→ **Task requirements**: Leave out the pictures and repeat the rest of the material exactly.

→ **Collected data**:

* start *

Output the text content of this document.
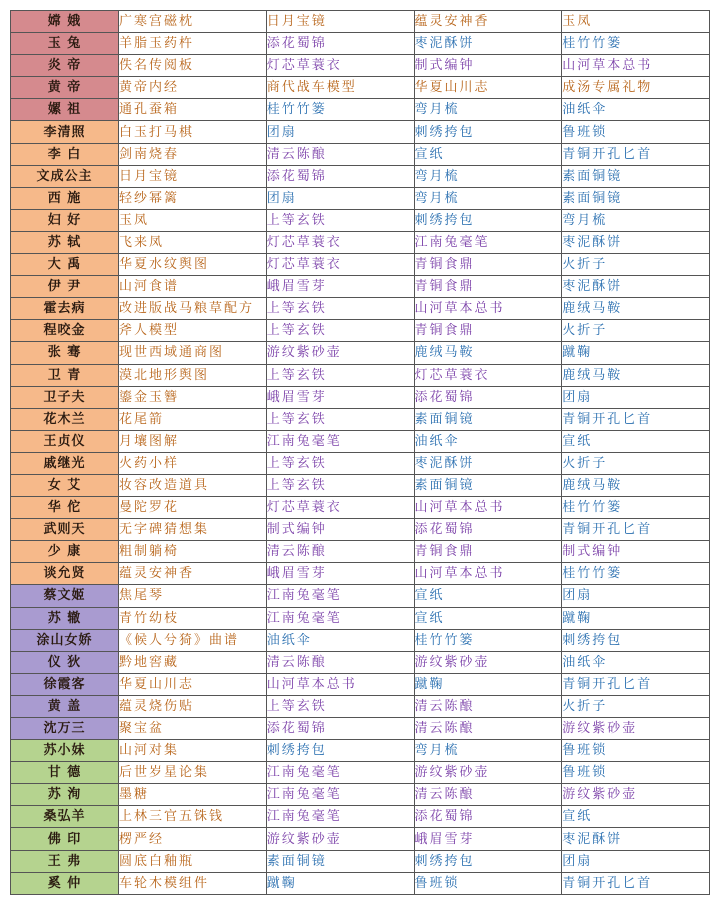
嫦 娥	广寒宫磁枕	日月宝镜	蕴灵安神香	玉凤
玉 兔	羊脂玉药杵	添花蜀锦	枣泥酥饼	桂竹竹篓
炎 帝	佚名传阅板	灯芯草蓑衣	制式编钟	山河草本总书
黄 帝	黄帝内经	商代战车模型	华夏山川志	成汤专属礼物
嫘 祖	通孔蚕箱	桂竹竹篓	弯月梳	油纸伞
李清照	白玉打马棋	团扇	刺绣挎包	鲁班锁
李 白	剑南烧春	清云陈酿	宣纸	青铜开孔匕首
文成公主	日月宝镜	添花蜀锦	弯月梳	素面铜镜
西 施	轻纱幂篱	团扇	弯月梳	素面铜镜
妇 好	玉凤	上等玄铁	刺绣挎包	弯月梳
苏 轼	飞来凤	灯芯草蓑衣	江南兔毫笔	枣泥酥饼
大 禹	华夏水纹舆图	灯芯草蓑衣	青铜食鼎	火折子
伊 尹	山河食谱	峨眉雪芽	青铜食鼎	枣泥酥饼
霍去病	改进版战马粮草配方	上等玄铁	山河草本总书	鹿绒马鞍
程咬金	斧人模型	上等玄铁	青铜食鼎	火折子
张 骞	现世西域通商图	游纹紫砂壶	鹿绒马鞍	蹴鞠
卫 青	漠北地形舆图	上等玄铁	灯芯草蓑衣	鹿绒马鞍
卫子夫	鎏金玉簪	峨眉雪芽	添花蜀锦	团扇
花木兰	花尾箭	上等玄铁	素面铜镜	青铜开孔匕首
王贞仪	月壤图解	江南兔毫笔	油纸伞	宣纸
戚继光	火药小样	上等玄铁	枣泥酥饼	火折子
女 艾	妆容改造道具	上等玄铁	素面铜镜	鹿绒马鞍
华 佗	曼陀罗花	灯芯草蓑衣	山河草本总书	桂竹竹篓
武则天	无字碑猜想集	制式编钟	添花蜀锦	青铜开孔匕首
少 康	粗制躺椅	清云陈酿	青铜食鼎	制式编钟
谈允贤	蕴灵安神香	峨眉雪芽	山河草本总书	桂竹竹篓
蔡文姬	焦尾琴	江南兔毫笔	宣纸	团扇
苏 辙	青竹幼枝	江南兔毫笔	宣纸	蹴鞠
涂山女娇	《候人兮猗》曲谱	油纸伞	桂竹竹篓	刺绣挎包
仪 狄	黔地窖藏	清云陈酿	游纹紫砂壶	油纸伞
徐霞客	华夏山川志	山河草本总书	蹴鞠	青铜开孔匕首
黄 盖	蕴灵烧伤贴	上等玄铁	清云陈酿	火折子
沈万三	聚宝盆	添花蜀锦	清云陈酿	游纹紫砂壶
苏小妹	山河对集	刺绣挎包	弯月梳	鲁班锁
甘 德	后世岁星论集	江南兔毫笔	游纹紫砂壶	鲁班锁
苏 洵	墨糖	江南兔毫笔	清云陈酿	游纹紫砂壶
桑弘羊	上林三官五铢钱	江南兔毫笔	添花蜀锦	宣纸
佛 印	楞严经	游纹紫砂壶	峨眉雪芽	枣泥酥饼
王 弗	圆底白釉瓶	素面铜镜	刺绣挎包	团扇
奚 仲	车轮木模组件	蹴鞠	鲁班锁	青铜开孔匕首
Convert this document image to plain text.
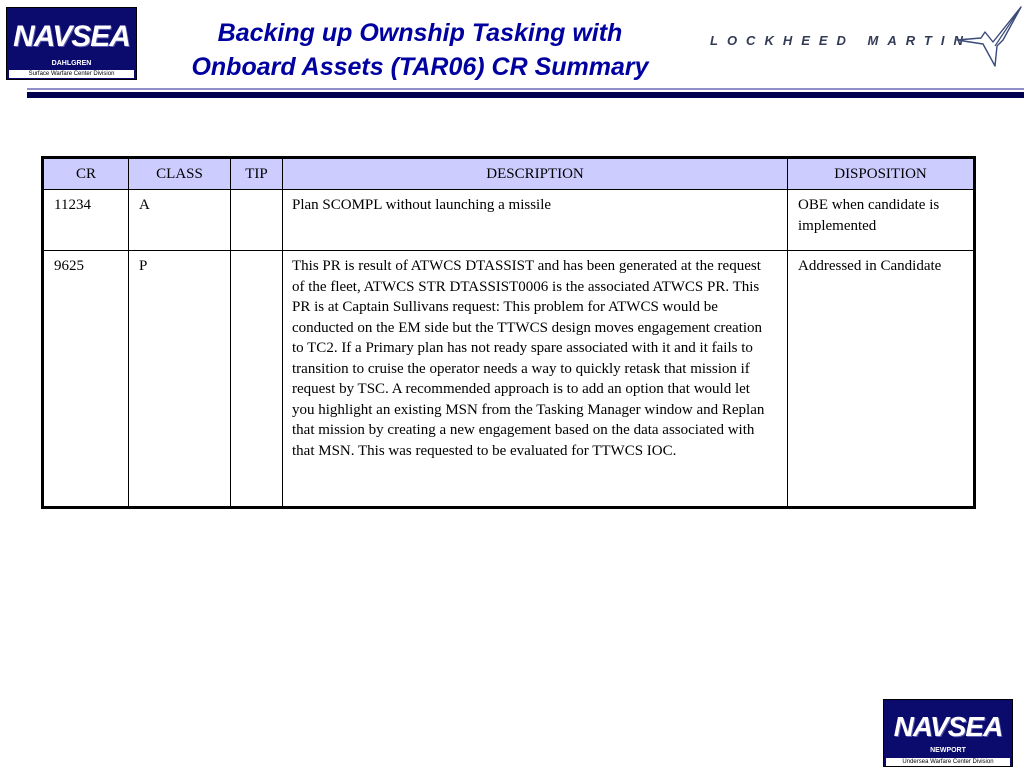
NAVSEA
DAHLGREN
Surface Warfare Center Division
Backing up Ownship Tasking with
Onboard Assets (TAR06) CR Summary
LOCKHEED MARTIN
CR	CLASS	TIP	DESCRIPTION	DISPOSITION
11234	A		Plan SCOMPL without launching a missile	OBE when candidate is implemented
9625	P		This PR is result of ATWCS DTASSIST and has been generated at the request of the fleet, ATWCS STR DTASSIST0006 is the associated ATWCS PR. This PR is at Captain Sullivans request: This problem for ATWCS would be conducted on the EM side but the TTWCS design moves engagement creation to TC2. If a Primary plan has not ready spare associated with it and it fails to transition to cruise the operator needs a way to quickly retask that mission if request by TSC. A recommended approach is to add an option that would let you highlight an existing MSN from the Tasking Manager window and Replan that mission by creating a new engagement based on the data associated with that MSN. This was requested to be evaluated for TTWCS IOC.	Addressed in Candidate
NAVSEA
NEWPORT
Undersea Warfare Center Division
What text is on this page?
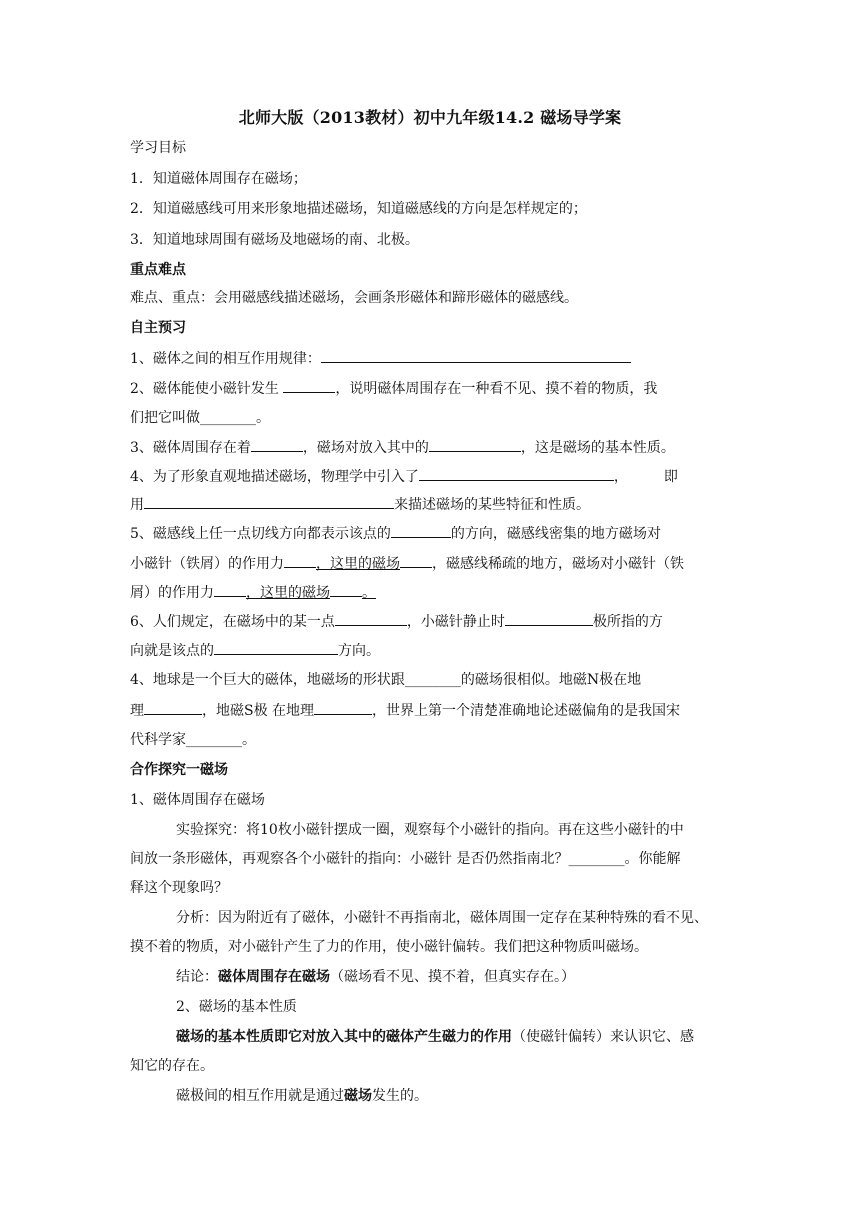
北师大版（2013教材）初中九年级14.2 磁场导学案
学习目标
1．知道磁体周围存在磁场；
2．知道磁感线可用来形象地描述磁场，知道磁感线的方向是怎样规定的；
3．知道地球周围有磁场及地磁场的南、北极。
重点难点
难点、重点：会用磁感线描述磁场，会画条形磁体和蹄形磁体的磁感线。
自主预习
1、磁体之间的相互作用规律：
2、磁体能使小磁针发生	，说明磁体周围存在一种看不见、摸不着的物质，我
们把它叫做________。
3、磁体周围存在着	，磁场对放入其中的	，这是磁场的基本性质。
4、为了形象直观地描述磁场，物理学中引入了	，	即
用	来描述磁场的某些特征和性质。
5、磁感线上任一点切线方向都表示该点的	的方向，磁感线密集的地方磁场对
小磁针（铁屑）的作用力 ，这里的磁场 ，磁感线稀疏的地方，磁场对小磁针（铁
屑）的作用力 ，这里的磁场 。
6、人们规定，在磁场中的某一点	，小磁针静止时	极所指的方
向就是该点的	方向。
4、地球是一个巨大的磁体，地磁场的形状跟________的磁场很相似。地磁N极在地
理	，地磁S极 在地理	，世界上第一个清楚准确地论述磁偏角的是我国宋
代科学家________。
合作探究一磁场
1、磁体周围存在磁场
实验探究：将10枚小磁针摆成一圈，观察每个小磁针的指向。再在这些小磁针的中
间放一条形磁体，再观察各个小磁针的指向：小磁针 是否仍然指南北？________。你能解
释这个现象吗？
分析：因为附近有了磁体，小磁针不再指南北，磁体周围一定存在某种特殊的看不见、
摸不着的物质，对小磁针产生了力的作用，使小磁针偏转。我们把这种物质叫磁场。
结论：磁体周围存在磁场（磁场看不见、摸不着，但真实存在。）
2、磁场的基本性质
磁场的基本性质即它对放入其中的磁体产生磁力的作用（使磁针偏转）来认识它、感
知它的存在。
磁极间的相互作用就是通过磁场发生的。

* end *

→ **Task solution**:
Output the text content of this document.
嫦 娥	广寒宫磁枕	日月宝镜	蕴灵安神香	玉凤
玉 兔	羊脂玉药杵	添花蜀锦	枣泥酥饼	桂竹竹篓
炎 帝	佚名传阅板	灯芯草蓑衣	制式编钟	山河草本总书
黄 帝	黄帝内经	商代战车模型	华夏山川志	成汤专属礼物
嫘 祖	通孔蚕箱	桂竹竹篓	弯月梳	油纸伞
李清照	白玉打马棋	团扇	刺绣挎包	鲁班锁
李 白	剑南烧春	清云陈酿	宣纸	青铜开孔匕首
文成公主	日月宝镜	添花蜀锦	弯月梳	素面铜镜
西 施	轻纱幂篱	团扇	弯月梳	素面铜镜
妇 好	玉凤	上等玄铁	刺绣挎包	弯月梳
苏 轼	飞来凤	灯芯草蓑衣	江南兔毫笔	枣泥酥饼
大 禹	华夏水纹舆图	灯芯草蓑衣	青铜食鼎	火折子
伊 尹	山河食谱	峨眉雪芽	青铜食鼎	枣泥酥饼
霍去病	改进版战马粮草配方	上等玄铁	山河草本总书	鹿绒马鞍
程咬金	斧人模型	上等玄铁	青铜食鼎	火折子
张 骞	现世西域通商图	游纹紫砂壶	鹿绒马鞍	蹴鞠
卫 青	漠北地形舆图	上等玄铁	灯芯草蓑衣	鹿绒马鞍
卫子夫	鎏金玉簪	峨眉雪芽	添花蜀锦	团扇
花木兰	花尾箭	上等玄铁	素面铜镜	青铜开孔匕首
王贞仪	月壤图解	江南兔毫笔	油纸伞	宣纸
戚继光	火药小样	上等玄铁	枣泥酥饼	火折子
女 艾	妆容改造道具	上等玄铁	素面铜镜	鹿绒马鞍
华 佗	曼陀罗花	灯芯草蓑衣	山河草本总书	桂竹竹篓
武则天	无字碑猜想集	制式编钟	添花蜀锦	青铜开孔匕首
少 康	粗制躺椅	清云陈酿	青铜食鼎	制式编钟
谈允贤	蕴灵安神香	峨眉雪芽	山河草本总书	桂竹竹篓
蔡文姬	焦尾琴	江南兔毫笔	宣纸	团扇
苏 辙	青竹幼枝	江南兔毫笔	宣纸	蹴鞠
涂山女娇	《候人兮猗》曲谱	油纸伞	桂竹竹篓	刺绣挎包
仪 狄	黔地窖藏	清云陈酿	游纹紫砂壶	油纸伞
徐霞客	华夏山川志	山河草本总书	蹴鞠	青铜开孔匕首
黄 盖	蕴灵烧伤贴	上等玄铁	清云陈酿	火折子
沈万三	聚宝盆	添花蜀锦	清云陈酿	游纹紫砂壶
苏小妹	山河对集	刺绣挎包	弯月梳	鲁班锁
甘 德	后世岁星论集	江南兔毫笔	游纹紫砂壶	鲁班锁
苏 洵	墨糖	江南兔毫笔	清云陈酿	游纹紫砂壶
桑弘羊	上林三官五铢钱	江南兔毫笔	添花蜀锦	宣纸
佛 印	楞严经	游纹紫砂壶	峨眉雪芽	枣泥酥饼
王 弗	圆底白釉瓶	素面铜镜	刺绣挎包	团扇
奚 仲	车轮木模组件	蹴鞠	鲁班锁	青铜开孔匕首
Convert this document image to plain text.
NAVSEA
DAHLGREN
Surface Warfare Center Division
Backing up Ownship Tasking with
Onboard Assets (TAR06) CR Summary
LOCKHEED MARTIN
CR	CLASS	TIP	DESCRIPTION	DISPOSITION
11234	A		Plan SCOMPL without launching a missile	OBE when candidate is implemented
9625	P		This PR is result of ATWCS DTASSIST and has been generated at the request of the fleet, ATWCS STR DTASSIST0006 is the associated ATWCS PR. This PR is at Captain Sullivans request: This problem for ATWCS would be conducted on the EM side but the TTWCS design moves engagement creation to TC2. If a Primary plan has not ready spare associated with it and it fails to transition to cruise the operator needs a way to quickly retask that mission if request by TSC. A recommended approach is to add an option that would let you highlight an existing MSN from the Tasking Manager window and Replan that mission by creating a new engagement based on the data associated with that MSN. This was requested to be evaluated for TTWCS IOC.	Addressed in Candidate
NAVSEA
NEWPORT
Undersea Warfare Center Division
What text is on this page?
北师大版（2013教材）初中九年级14.2 磁场导学案
学习目标
1．知道磁体周围存在磁场；
2．知道磁感线可用来形象地描述磁场，知道磁感线的方向是怎样规定的；
3．知道地球周围有磁场及地磁场的南、北极。
重点难点
难点、重点：会用磁感线描述磁场，会画条形磁体和蹄形磁体的磁感线。
自主预习
1、磁体之间的相互作用规律：
2、磁体能使小磁针发生	，说明磁体周围存在一种看不见、摸不着的物质，我
们把它叫做________。
3、磁体周围存在着	，磁场对放入其中的	，这是磁场的基本性质。
4、为了形象直观地描述磁场，物理学中引入了	，	即
用	来描述磁场的某些特征和性质。
5、磁感线上任一点切线方向都表示该点的	的方向，磁感线密集的地方磁场对
小磁针（铁屑）的作用力 ，这里的磁场 ，磁感线稀疏的地方，磁场对小磁针（铁
屑）的作用力 ，这里的磁场 。
6、人们规定，在磁场中的某一点	，小磁针静止时	极所指的方
向就是该点的	方向。
4、地球是一个巨大的磁体，地磁场的形状跟________的磁场很相似。地磁N极在地
理	，地磁S极 在地理	，世界上第一个清楚准确地论述磁偏角的是我国宋
代科学家________。
合作探究一磁场
1、磁体周围存在磁场
实验探究：将10枚小磁针摆成一圈，观察每个小磁针的指向。再在这些小磁针的中
间放一条形磁体，再观察各个小磁针的指向：小磁针 是否仍然指南北？________。你能解
释这个现象吗？
分析：因为附近有了磁体，小磁针不再指南北，磁体周围一定存在某种特殊的看不见、
摸不着的物质，对小磁针产生了力的作用，使小磁针偏转。我们把这种物质叫磁场。
结论：磁体周围存在磁场（磁场看不见、摸不着，但真实存在。）
2、磁场的基本性质
磁场的基本性质即它对放入其中的磁体产生磁力的作用（使磁针偏转）来认识它、感
知它的存在。
磁极间的相互作用就是通过磁场发生的。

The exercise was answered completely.